— start of Records supplied —

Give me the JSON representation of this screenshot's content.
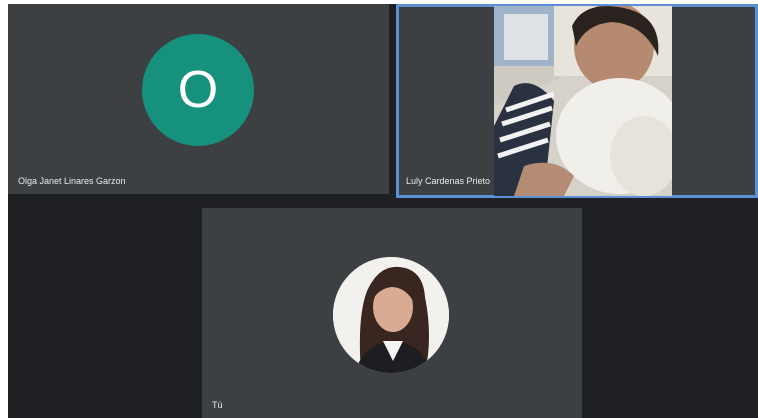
{
  "meeting": {
    "participants": [
      {
        "name": "Olga Janet Linares Garzon",
        "avatar_initial": "O",
        "avatar_color": "#16917e",
        "camera_on": false,
        "speaking": false
      },
      {
        "name": "Luly Cardenas Prieto",
        "camera_on": true,
        "speaking": true
      },
      {
        "name": "Tú",
        "camera_on": false,
        "speaking": false
      }
    ]
  },
  "colors": {
    "background": "#1f2023",
    "tile": "#3c4043",
    "speaking_border": "#5b8fd6"
  }
}
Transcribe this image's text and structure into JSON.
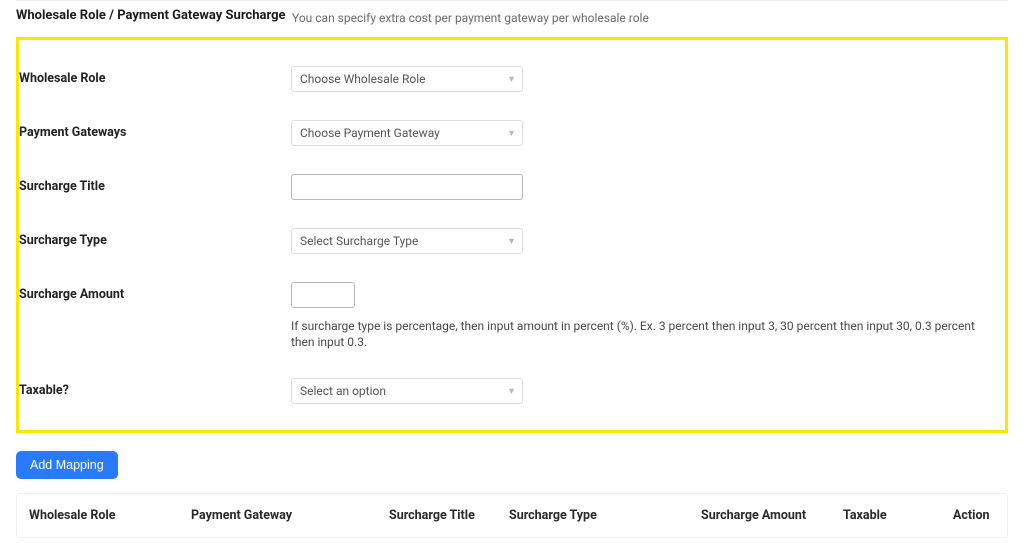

— end of Records supplied —

• What to do
Retype every entry verbatim and exclude the pictures from the copy.

• Task result
Give me the JSON representation of this screenshot's content.
{
  "meeting": {
    "participants": [
      {
        "name": "Olga Janet Linares Garzon",
        "avatar_initial": "O",
        "avatar_color": "#16917e",
        "camera_on": false,
        "speaking": false
      },
      {
        "name": "Luly Cardenas Prieto",
        "camera_on": true,
        "speaking": true
      },
      {
        "name": "Tú",
        "camera_on": false,
        "speaking": false
      }
    ]
  },
  "colors": {
    "background": "#1f2023",
    "tile": "#3c4043",
    "speaking_border": "#5b8fd6"
  }
}
Transcribe this image's text and structure into JSON.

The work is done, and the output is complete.